Below is a listing. Gather each line of it that contains "туризма".
--- start ---
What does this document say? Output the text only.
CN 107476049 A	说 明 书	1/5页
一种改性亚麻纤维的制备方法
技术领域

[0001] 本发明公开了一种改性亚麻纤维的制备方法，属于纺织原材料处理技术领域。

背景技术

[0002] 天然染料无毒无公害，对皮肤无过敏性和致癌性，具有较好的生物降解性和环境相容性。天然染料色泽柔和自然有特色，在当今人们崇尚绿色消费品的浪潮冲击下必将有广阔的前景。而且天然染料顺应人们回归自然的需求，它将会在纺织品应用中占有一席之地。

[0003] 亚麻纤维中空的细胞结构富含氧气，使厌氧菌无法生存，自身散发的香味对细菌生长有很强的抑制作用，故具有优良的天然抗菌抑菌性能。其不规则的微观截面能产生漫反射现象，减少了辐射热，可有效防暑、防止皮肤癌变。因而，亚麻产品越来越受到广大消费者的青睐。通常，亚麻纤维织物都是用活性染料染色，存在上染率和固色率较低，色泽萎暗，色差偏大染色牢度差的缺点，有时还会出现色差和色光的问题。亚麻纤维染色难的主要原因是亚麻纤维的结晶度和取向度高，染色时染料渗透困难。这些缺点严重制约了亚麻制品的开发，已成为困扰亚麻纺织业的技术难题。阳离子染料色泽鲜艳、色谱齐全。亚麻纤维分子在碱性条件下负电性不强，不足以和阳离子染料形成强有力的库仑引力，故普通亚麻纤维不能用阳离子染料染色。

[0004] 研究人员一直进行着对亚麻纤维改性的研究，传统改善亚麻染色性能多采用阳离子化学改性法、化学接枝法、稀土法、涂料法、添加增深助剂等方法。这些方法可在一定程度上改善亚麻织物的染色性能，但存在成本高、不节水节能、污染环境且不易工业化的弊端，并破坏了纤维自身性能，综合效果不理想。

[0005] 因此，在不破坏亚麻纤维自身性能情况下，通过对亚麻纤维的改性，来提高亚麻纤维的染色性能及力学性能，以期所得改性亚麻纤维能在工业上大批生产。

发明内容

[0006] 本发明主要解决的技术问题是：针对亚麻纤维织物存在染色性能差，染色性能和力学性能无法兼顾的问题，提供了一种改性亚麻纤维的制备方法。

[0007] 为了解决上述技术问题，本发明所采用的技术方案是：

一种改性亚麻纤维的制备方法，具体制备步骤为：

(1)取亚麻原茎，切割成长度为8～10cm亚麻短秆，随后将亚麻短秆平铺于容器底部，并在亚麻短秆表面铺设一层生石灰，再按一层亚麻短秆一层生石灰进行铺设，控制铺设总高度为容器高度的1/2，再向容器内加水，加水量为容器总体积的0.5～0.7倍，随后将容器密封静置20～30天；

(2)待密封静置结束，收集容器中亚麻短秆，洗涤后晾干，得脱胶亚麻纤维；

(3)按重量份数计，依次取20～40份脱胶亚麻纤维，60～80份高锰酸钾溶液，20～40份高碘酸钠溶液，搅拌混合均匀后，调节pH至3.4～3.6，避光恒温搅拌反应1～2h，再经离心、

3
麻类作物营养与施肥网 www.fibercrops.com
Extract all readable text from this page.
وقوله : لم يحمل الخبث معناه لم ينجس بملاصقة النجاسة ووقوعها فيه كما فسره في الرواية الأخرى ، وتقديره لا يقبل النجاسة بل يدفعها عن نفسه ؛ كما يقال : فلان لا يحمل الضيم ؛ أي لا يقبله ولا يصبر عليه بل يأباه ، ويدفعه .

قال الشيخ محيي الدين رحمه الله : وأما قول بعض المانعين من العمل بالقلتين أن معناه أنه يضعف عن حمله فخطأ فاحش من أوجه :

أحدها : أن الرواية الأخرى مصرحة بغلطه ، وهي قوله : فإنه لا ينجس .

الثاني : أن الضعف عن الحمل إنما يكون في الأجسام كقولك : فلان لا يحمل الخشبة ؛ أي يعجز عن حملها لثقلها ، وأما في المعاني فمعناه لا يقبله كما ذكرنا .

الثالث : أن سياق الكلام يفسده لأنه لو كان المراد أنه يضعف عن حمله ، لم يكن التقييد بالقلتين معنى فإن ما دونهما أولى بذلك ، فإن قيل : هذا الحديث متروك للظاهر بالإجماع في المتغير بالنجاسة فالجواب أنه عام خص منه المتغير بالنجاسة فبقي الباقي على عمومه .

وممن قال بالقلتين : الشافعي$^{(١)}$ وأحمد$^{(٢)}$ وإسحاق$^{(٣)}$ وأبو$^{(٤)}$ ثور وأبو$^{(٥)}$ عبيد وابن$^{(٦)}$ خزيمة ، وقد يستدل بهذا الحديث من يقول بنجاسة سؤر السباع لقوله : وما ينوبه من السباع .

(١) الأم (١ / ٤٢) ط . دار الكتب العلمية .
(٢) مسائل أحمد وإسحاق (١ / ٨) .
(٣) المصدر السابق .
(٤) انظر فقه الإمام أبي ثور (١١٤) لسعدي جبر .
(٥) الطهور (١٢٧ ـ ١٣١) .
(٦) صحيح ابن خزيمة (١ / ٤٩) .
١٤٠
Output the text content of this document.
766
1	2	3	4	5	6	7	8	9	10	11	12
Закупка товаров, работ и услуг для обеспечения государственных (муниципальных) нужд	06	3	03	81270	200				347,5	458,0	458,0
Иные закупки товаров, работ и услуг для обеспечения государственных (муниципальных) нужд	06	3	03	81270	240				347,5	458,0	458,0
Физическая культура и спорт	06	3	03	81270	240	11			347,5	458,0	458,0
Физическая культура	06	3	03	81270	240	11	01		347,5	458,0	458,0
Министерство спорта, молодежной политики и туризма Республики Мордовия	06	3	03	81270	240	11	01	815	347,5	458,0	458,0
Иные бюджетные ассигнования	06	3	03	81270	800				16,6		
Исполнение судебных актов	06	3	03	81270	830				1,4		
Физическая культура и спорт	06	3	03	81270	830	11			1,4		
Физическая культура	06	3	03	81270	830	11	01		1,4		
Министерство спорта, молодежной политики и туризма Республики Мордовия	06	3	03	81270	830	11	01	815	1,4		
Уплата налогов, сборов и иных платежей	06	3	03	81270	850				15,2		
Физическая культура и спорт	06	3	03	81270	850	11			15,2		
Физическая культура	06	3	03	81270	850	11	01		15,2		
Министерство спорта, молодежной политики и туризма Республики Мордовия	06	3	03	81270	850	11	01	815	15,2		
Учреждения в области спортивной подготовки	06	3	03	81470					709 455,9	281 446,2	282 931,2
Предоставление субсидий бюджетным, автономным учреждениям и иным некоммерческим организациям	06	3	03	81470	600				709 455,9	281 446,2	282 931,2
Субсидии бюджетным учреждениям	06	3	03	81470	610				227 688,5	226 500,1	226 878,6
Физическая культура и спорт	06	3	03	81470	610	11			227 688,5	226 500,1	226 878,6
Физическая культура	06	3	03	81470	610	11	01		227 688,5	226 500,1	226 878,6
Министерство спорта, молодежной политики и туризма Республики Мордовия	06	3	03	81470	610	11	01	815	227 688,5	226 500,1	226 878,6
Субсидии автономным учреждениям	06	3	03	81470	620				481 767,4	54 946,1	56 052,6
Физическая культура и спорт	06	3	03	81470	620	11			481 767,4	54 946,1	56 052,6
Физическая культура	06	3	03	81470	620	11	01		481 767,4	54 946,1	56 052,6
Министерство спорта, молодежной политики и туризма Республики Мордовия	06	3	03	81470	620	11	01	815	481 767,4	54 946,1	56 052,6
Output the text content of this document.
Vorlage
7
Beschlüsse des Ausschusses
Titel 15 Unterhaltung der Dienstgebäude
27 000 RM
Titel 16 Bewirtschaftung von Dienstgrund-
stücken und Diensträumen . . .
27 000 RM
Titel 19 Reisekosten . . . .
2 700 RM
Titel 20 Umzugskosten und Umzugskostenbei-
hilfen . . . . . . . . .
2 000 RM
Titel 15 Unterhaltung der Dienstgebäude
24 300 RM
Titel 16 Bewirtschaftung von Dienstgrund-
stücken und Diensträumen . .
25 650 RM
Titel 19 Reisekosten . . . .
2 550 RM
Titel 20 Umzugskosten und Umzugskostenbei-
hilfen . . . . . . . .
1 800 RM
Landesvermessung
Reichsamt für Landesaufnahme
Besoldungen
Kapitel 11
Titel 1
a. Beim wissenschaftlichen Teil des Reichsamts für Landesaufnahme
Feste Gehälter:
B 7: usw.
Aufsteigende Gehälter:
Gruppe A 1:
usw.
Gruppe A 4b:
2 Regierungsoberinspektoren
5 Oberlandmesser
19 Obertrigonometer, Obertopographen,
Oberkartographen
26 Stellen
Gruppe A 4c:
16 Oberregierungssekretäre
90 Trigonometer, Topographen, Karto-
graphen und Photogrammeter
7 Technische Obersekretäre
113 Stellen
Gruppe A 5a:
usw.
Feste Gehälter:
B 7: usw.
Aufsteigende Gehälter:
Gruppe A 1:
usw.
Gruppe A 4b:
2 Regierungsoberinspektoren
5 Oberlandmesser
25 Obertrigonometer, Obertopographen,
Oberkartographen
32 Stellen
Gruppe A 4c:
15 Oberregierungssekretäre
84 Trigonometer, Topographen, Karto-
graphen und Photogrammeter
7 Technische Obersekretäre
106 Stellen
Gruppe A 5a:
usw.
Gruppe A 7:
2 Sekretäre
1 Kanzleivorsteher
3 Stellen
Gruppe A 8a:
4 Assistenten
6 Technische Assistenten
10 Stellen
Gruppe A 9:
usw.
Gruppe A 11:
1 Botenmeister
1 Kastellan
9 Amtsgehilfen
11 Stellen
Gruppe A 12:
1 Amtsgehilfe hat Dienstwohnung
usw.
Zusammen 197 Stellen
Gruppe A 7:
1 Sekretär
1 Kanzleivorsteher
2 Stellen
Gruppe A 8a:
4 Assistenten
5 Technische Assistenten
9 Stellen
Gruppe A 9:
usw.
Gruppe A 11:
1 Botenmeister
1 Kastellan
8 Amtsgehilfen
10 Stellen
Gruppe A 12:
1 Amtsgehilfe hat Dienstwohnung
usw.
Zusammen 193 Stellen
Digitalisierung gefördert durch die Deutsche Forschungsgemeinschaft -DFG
--- end ---
# Solution to this task
Министерство спорта, молодежной политики и туризма Республики Мордовия	06	3	03	81270	240	11	01	815	347,5	458,0	458,0
Министерство спорта, молодежной политики и туризма Республики Мордовия	06	3	03	81270	830	11	01	815	1,4		
Министерство спорта, молодежной политики и туризма Республики Мордовия	06	3	03	81270	850	11	01	815	15,2		
Министерство спорта, молодежной политики и туризма Республики Мордовия	06	3	03	81470	610	11	01	815	227 688,5	226 500,1	226 878,6
Министерство спорта, молодежной политики и туризма Республики Мордовия	06	3	03	81470	620	11	01	815	481 767,4	54 946,1	56 052,6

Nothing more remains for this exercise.